Stored data:
* BEGIN *

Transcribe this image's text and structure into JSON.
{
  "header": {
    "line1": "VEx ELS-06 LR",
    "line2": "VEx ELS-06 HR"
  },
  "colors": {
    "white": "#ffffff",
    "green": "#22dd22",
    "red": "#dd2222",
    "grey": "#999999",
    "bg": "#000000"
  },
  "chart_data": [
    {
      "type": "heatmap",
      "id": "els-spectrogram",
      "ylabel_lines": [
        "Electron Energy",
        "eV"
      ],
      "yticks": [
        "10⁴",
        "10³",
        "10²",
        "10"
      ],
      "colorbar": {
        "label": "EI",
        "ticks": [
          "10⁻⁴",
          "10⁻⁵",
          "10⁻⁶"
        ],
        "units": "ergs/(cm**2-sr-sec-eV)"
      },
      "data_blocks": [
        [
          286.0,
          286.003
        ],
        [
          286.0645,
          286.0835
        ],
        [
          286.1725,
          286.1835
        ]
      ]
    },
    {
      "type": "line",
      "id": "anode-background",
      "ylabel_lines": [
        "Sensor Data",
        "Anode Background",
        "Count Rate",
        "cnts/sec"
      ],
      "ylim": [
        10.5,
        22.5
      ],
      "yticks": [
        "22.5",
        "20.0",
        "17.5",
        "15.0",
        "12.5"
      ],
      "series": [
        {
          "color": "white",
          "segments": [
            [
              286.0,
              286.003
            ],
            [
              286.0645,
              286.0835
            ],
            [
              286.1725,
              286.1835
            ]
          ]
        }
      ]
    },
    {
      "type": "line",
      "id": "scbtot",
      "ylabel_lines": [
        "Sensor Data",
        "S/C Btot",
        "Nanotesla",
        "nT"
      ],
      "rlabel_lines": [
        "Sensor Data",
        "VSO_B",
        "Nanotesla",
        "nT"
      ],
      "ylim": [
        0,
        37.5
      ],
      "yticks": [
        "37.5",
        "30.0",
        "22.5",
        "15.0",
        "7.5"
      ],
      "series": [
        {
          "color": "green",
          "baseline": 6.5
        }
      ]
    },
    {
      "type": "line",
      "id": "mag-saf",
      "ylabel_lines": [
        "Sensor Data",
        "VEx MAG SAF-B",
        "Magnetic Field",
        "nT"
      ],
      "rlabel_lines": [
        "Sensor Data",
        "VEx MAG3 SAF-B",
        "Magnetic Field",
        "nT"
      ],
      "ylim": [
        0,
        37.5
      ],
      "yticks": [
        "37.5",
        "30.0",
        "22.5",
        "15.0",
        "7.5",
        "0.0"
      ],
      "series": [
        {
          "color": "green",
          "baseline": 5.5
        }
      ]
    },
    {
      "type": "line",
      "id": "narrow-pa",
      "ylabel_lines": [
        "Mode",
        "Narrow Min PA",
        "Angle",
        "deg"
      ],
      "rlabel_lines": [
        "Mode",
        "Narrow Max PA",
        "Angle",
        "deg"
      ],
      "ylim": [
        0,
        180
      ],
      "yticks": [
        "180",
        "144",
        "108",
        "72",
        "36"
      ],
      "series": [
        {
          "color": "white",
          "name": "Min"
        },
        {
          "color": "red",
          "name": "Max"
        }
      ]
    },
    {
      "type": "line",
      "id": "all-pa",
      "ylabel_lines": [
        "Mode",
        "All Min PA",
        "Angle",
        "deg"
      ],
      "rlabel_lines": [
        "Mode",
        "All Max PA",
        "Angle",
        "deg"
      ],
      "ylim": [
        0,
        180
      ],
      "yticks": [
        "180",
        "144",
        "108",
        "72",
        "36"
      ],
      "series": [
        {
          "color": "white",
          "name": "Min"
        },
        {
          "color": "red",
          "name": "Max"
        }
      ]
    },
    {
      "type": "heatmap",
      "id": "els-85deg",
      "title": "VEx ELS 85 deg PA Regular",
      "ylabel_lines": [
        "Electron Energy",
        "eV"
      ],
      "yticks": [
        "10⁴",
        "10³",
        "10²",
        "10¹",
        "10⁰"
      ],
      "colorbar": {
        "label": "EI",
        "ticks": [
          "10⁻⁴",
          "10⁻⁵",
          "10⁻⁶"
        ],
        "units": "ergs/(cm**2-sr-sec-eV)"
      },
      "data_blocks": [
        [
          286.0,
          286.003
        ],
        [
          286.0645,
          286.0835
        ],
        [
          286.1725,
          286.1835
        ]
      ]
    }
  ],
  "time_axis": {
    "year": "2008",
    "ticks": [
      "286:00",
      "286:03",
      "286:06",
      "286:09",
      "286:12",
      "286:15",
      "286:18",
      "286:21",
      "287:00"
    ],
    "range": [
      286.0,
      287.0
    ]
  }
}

* END *

◆ **TASK REQUIREMENTS**
Repeat all entries. Match them exactly.

◆ **OUTPUT**
Transcribe this image's text and structure into JSON.
{
  "header": {
    "line1": "VEx ELS-06 LR",
    "line2": "VEx ELS-06 HR"
  },
  "colors": {
    "white": "#ffffff",
    "green": "#22dd22",
    "red": "#dd2222",
    "grey": "#999999",
    "bg": "#000000"
  },
  "chart_data": [
    {
      "type": "heatmap",
      "id": "els-spectrogram",
      "ylabel_lines": [
        "Electron Energy",
        "eV"
      ],
      "yticks": [
        "10⁴",
        "10³",
        "10²",
        "10"
      ],
      "colorbar": {
        "label": "EI",
        "ticks": [
          "10⁻⁴",
          "10⁻⁵",
          "10⁻⁶"
        ],
        "units": "ergs/(cm**2-sr-sec-eV)"
      },
      "data_blocks": [
        [
          286.0,
          286.003
        ],
        [
          286.0645,
          286.0835
        ],
        [
          286.1725,
          286.1835
        ]
      ]
    },
    {
      "type": "line",
      "id": "anode-background",
      "ylabel_lines": [
        "Sensor Data",
        "Anode Background",
        "Count Rate",
        "cnts/sec"
      ],
      "ylim": [
        10.5,
        22.5
      ],
      "yticks": [
        "22.5",
        "20.0",
        "17.5",
        "15.0",
        "12.5"
      ],
      "series": [
        {
          "color": "white",
          "segments": [
            [
              286.0,
              286.003
            ],
            [
              286.0645,
              286.0835
            ],
            [
              286.1725,
              286.1835
            ]
          ]
        }
      ]
    },
    {
      "type": "line",
      "id": "scbtot",
      "ylabel_lines": [
        "Sensor Data",
        "S/C Btot",
        "Nanotesla",
        "nT"
      ],
      "rlabel_lines": [
        "Sensor Data",
        "VSO_B",
        "Nanotesla",
        "nT"
      ],
      "ylim": [
        0,
        37.5
      ],
      "yticks": [
        "37.5",
        "30.0",
        "22.5",
        "15.0",
        "7.5"
      ],
      "series": [
        {
          "color": "green",
          "baseline": 6.5
        }
      ]
    },
    {
      "type": "line",
      "id": "mag-saf",
      "ylabel_lines": [
        "Sensor Data",
        "VEx MAG SAF-B",
        "Magnetic Field",
        "nT"
      ],
      "rlabel_lines": [
        "Sensor Data",
        "VEx MAG3 SAF-B",
        "Magnetic Field",
        "nT"
      ],
      "ylim": [
        0,
        37.5
      ],
      "yticks": [
        "37.5",
        "30.0",
        "22.5",
        "15.0",
        "7.5",
        "0.0"
      ],
      "series": [
        {
          "color": "green",
          "baseline": 5.5
        }
      ]
    },
    {
      "type": "line",
      "id": "narrow-pa",
      "ylabel_lines": [
        "Mode",
        "Narrow Min PA",
        "Angle",
        "deg"
      ],
      "rlabel_lines": [
        "Mode",
        "Narrow Max PA",
        "Angle",
        "deg"
      ],
      "ylim": [
        0,
        180
      ],
      "yticks": [
        "180",
        "144",
        "108",
        "72",
        "36"
      ],
      "series": [
        {
          "color": "white",
          "name": "Min"
        },
        {
          "color": "red",
          "name": "Max"
        }
      ]
    },
    {
      "type": "line",
      "id": "all-pa",
      "ylabel_lines": [
        "Mode",
        "All Min PA",
        "Angle",
        "deg"
      ],
      "rlabel_lines": [
        "Mode",
        "All Max PA",
        "Angle",
        "deg"
      ],
      "ylim": [
        0,
        180
      ],
      "yticks": [
        "180",
        "144",
        "108",
        "72",
        "36"
      ],
      "series": [
        {
          "color": "white",
          "name": "Min"
        },
        {
          "color": "red",
          "name": "Max"
        }
      ]
    },
    {
      "type": "heatmap",
      "id": "els-85deg",
      "title": "VEx ELS 85 deg PA Regular",
      "ylabel_lines": [
        "Electron Energy",
        "eV"
      ],
      "yticks": [
        "10⁴",
        "10³",
        "10²",
        "10¹",
        "10⁰"
      ],
      "colorbar": {
        "label": "EI",
        "ticks": [
          "10⁻⁴",
          "10⁻⁵",
          "10⁻⁶"
        ],
        "units": "ergs/(cm**2-sr-sec-eV)"
      },
      "data_blocks": [
        [
          286.0,
          286.003
        ],
        [
          286.0645,
          286.0835
        ],
        [
          286.1725,
          286.1835
        ]
      ]
    }
  ],
  "time_axis": {
    "year": "2008",
    "ticks": [
      "286:00",
      "286:03",
      "286:06",
      "286:09",
      "286:12",
      "286:15",
      "286:18",
      "286:21",
      "287:00"
    ],
    "range": [
      286.0,
      287.0
    ]
  }
}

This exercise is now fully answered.